------ Records to process ------

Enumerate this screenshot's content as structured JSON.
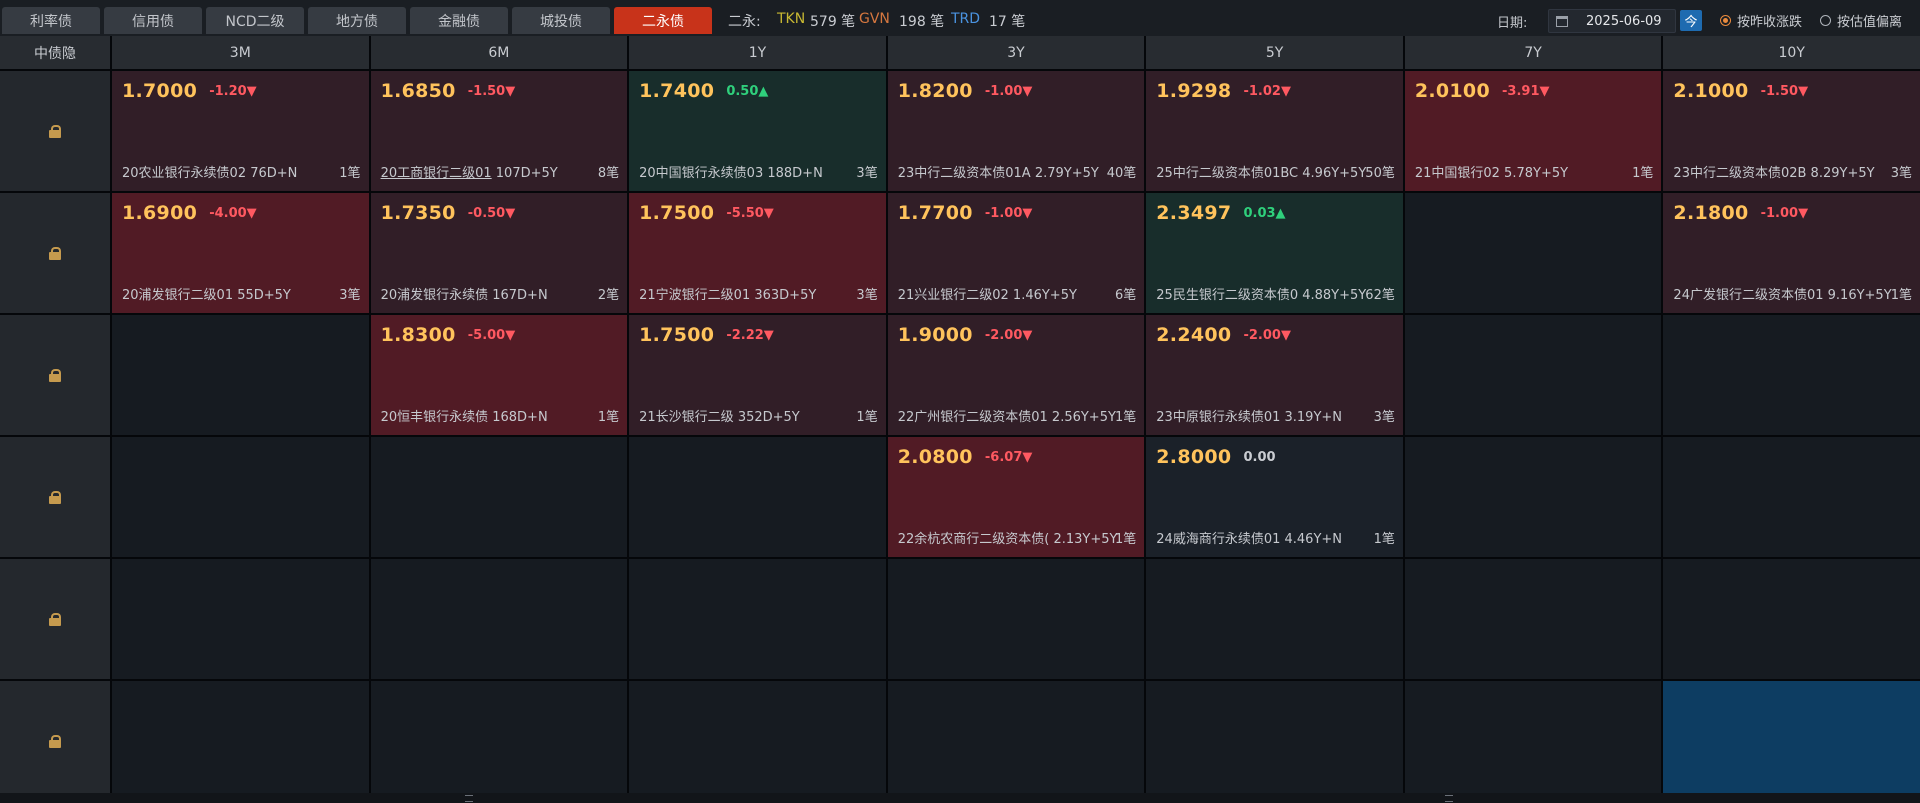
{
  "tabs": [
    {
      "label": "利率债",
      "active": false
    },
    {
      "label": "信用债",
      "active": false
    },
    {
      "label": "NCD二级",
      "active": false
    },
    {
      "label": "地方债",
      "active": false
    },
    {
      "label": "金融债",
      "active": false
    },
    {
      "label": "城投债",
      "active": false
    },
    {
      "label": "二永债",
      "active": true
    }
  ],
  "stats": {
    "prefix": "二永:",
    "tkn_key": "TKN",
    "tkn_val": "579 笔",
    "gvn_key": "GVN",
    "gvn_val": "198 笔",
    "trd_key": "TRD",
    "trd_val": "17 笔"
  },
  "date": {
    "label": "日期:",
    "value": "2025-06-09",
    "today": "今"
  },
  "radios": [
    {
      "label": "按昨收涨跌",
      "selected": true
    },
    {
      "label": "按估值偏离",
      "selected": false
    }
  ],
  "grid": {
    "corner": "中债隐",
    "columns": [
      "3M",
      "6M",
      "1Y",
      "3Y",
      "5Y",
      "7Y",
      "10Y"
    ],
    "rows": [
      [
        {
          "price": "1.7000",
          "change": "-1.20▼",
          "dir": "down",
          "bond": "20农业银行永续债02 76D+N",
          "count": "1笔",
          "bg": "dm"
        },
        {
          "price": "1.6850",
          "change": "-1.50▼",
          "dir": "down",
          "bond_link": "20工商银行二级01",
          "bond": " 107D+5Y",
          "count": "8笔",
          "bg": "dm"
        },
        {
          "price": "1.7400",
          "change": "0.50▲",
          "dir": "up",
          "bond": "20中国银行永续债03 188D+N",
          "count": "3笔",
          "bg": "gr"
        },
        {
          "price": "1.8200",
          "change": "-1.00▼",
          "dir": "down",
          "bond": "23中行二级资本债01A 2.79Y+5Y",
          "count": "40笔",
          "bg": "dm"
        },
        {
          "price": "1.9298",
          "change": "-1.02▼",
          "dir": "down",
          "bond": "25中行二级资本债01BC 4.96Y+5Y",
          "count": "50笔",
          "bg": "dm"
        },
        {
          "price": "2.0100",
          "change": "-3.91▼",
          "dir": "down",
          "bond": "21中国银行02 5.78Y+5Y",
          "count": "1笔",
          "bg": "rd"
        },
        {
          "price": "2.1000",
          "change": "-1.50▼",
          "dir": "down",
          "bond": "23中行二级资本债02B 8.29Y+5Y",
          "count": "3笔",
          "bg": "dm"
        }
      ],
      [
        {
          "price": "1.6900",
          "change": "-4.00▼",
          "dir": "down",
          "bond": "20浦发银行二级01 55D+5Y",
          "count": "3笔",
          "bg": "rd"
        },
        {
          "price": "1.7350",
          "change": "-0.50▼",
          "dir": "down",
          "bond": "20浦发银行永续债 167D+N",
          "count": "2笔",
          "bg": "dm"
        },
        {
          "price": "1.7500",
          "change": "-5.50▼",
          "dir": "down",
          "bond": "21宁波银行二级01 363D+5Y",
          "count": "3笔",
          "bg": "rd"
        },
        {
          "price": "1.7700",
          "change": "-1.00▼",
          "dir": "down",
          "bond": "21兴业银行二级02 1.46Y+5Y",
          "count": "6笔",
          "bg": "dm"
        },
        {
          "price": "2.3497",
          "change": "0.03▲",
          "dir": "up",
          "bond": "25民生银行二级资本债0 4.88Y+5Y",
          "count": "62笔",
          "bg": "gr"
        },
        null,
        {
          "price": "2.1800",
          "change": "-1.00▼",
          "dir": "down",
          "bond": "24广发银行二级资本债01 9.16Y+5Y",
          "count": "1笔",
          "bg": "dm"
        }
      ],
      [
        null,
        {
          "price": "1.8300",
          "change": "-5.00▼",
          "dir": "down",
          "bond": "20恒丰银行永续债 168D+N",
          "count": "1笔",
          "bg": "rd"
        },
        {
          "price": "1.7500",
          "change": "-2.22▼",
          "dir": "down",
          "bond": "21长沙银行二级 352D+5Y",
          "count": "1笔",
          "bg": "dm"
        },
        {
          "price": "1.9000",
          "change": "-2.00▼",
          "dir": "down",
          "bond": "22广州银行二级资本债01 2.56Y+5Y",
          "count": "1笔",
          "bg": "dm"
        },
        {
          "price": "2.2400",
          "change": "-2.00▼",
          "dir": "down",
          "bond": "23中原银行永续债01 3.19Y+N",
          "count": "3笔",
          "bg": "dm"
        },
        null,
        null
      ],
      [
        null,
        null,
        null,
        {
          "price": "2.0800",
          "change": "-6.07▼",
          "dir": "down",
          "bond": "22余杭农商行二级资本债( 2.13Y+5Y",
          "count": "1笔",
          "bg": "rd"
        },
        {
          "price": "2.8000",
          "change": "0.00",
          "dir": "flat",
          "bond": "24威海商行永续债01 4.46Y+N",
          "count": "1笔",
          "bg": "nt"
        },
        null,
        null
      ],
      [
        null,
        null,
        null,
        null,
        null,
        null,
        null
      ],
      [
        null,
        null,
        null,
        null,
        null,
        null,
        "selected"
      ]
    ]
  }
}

------

Do this: Transcribe the listing above verbatim. Omit the pictures.

Final result:
Enumerate this screenshot's content as structured JSON.
{
  "tabs": [
    {
      "label": "利率债",
      "active": false
    },
    {
      "label": "信用债",
      "active": false
    },
    {
      "label": "NCD二级",
      "active": false
    },
    {
      "label": "地方债",
      "active": false
    },
    {
      "label": "金融债",
      "active": false
    },
    {
      "label": "城投债",
      "active": false
    },
    {
      "label": "二永债",
      "active": true
    }
  ],
  "stats": {
    "prefix": "二永:",
    "tkn_key": "TKN",
    "tkn_val": "579 笔",
    "gvn_key": "GVN",
    "gvn_val": "198 笔",
    "trd_key": "TRD",
    "trd_val": "17 笔"
  },
  "date": {
    "label": "日期:",
    "value": "2025-06-09",
    "today": "今"
  },
  "radios": [
    {
      "label": "按昨收涨跌",
      "selected": true
    },
    {
      "label": "按估值偏离",
      "selected": false
    }
  ],
  "grid": {
    "corner": "中债隐",
    "columns": [
      "3M",
      "6M",
      "1Y",
      "3Y",
      "5Y",
      "7Y",
      "10Y"
    ],
    "rows": [
      [
        {
          "price": "1.7000",
          "change": "-1.20▼",
          "dir": "down",
          "bond": "20农业银行永续债02 76D+N",
          "count": "1笔",
          "bg": "dm"
        },
        {
          "price": "1.6850",
          "change": "-1.50▼",
          "dir": "down",
          "bond_link": "20工商银行二级01",
          "bond": " 107D+5Y",
          "count": "8笔",
          "bg": "dm"
        },
        {
          "price": "1.7400",
          "change": "0.50▲",
          "dir": "up",
          "bond": "20中国银行永续债03 188D+N",
          "count": "3笔",
          "bg": "gr"
        },
        {
          "price": "1.8200",
          "change": "-1.00▼",
          "dir": "down",
          "bond": "23中行二级资本债01A 2.79Y+5Y",
          "count": "40笔",
          "bg": "dm"
        },
        {
          "price": "1.9298",
          "change": "-1.02▼",
          "dir": "down",
          "bond": "25中行二级资本债01BC 4.96Y+5Y",
          "count": "50笔",
          "bg": "dm"
        },
        {
          "price": "2.0100",
          "change": "-3.91▼",
          "dir": "down",
          "bond": "21中国银行02 5.78Y+5Y",
          "count": "1笔",
          "bg": "rd"
        },
        {
          "price": "2.1000",
          "change": "-1.50▼",
          "dir": "down",
          "bond": "23中行二级资本债02B 8.29Y+5Y",
          "count": "3笔",
          "bg": "dm"
        }
      ],
      [
        {
          "price": "1.6900",
          "change": "-4.00▼",
          "dir": "down",
          "bond": "20浦发银行二级01 55D+5Y",
          "count": "3笔",
          "bg": "rd"
        },
        {
          "price": "1.7350",
          "change": "-0.50▼",
          "dir": "down",
          "bond": "20浦发银行永续债 167D+N",
          "count": "2笔",
          "bg": "dm"
        },
        {
          "price": "1.7500",
          "change": "-5.50▼",
          "dir": "down",
          "bond": "21宁波银行二级01 363D+5Y",
          "count": "3笔",
          "bg": "rd"
        },
        {
          "price": "1.7700",
          "change": "-1.00▼",
          "dir": "down",
          "bond": "21兴业银行二级02 1.46Y+5Y",
          "count": "6笔",
          "bg": "dm"
        },
        {
          "price": "2.3497",
          "change": "0.03▲",
          "dir": "up",
          "bond": "25民生银行二级资本债0 4.88Y+5Y",
          "count": "62笔",
          "bg": "gr"
        },
        null,
        {
          "price": "2.1800",
          "change": "-1.00▼",
          "dir": "down",
          "bond": "24广发银行二级资本债01 9.16Y+5Y",
          "count": "1笔",
          "bg": "dm"
        }
      ],
      [
        null,
        {
          "price": "1.8300",
          "change": "-5.00▼",
          "dir": "down",
          "bond": "20恒丰银行永续债 168D+N",
          "count": "1笔",
          "bg": "rd"
        },
        {
          "price": "1.7500",
          "change": "-2.22▼",
          "dir": "down",
          "bond": "21长沙银行二级 352D+5Y",
          "count": "1笔",
          "bg": "dm"
        },
        {
          "price": "1.9000",
          "change": "-2.00▼",
          "dir": "down",
          "bond": "22广州银行二级资本债01 2.56Y+5Y",
          "count": "1笔",
          "bg": "dm"
        },
        {
          "price": "2.2400",
          "change": "-2.00▼",
          "dir": "down",
          "bond": "23中原银行永续债01 3.19Y+N",
          "count": "3笔",
          "bg": "dm"
        },
        null,
        null
      ],
      [
        null,
        null,
        null,
        {
          "price": "2.0800",
          "change": "-6.07▼",
          "dir": "down",
          "bond": "22余杭农商行二级资本债( 2.13Y+5Y",
          "count": "1笔",
          "bg": "rd"
        },
        {
          "price": "2.8000",
          "change": "0.00",
          "dir": "flat",
          "bond": "24威海商行永续债01 4.46Y+N",
          "count": "1笔",
          "bg": "nt"
        },
        null,
        null
      ],
      [
        null,
        null,
        null,
        null,
        null,
        null,
        null
      ],
      [
        null,
        null,
        null,
        null,
        null,
        null,
        "selected"
      ]
    ]
  }
}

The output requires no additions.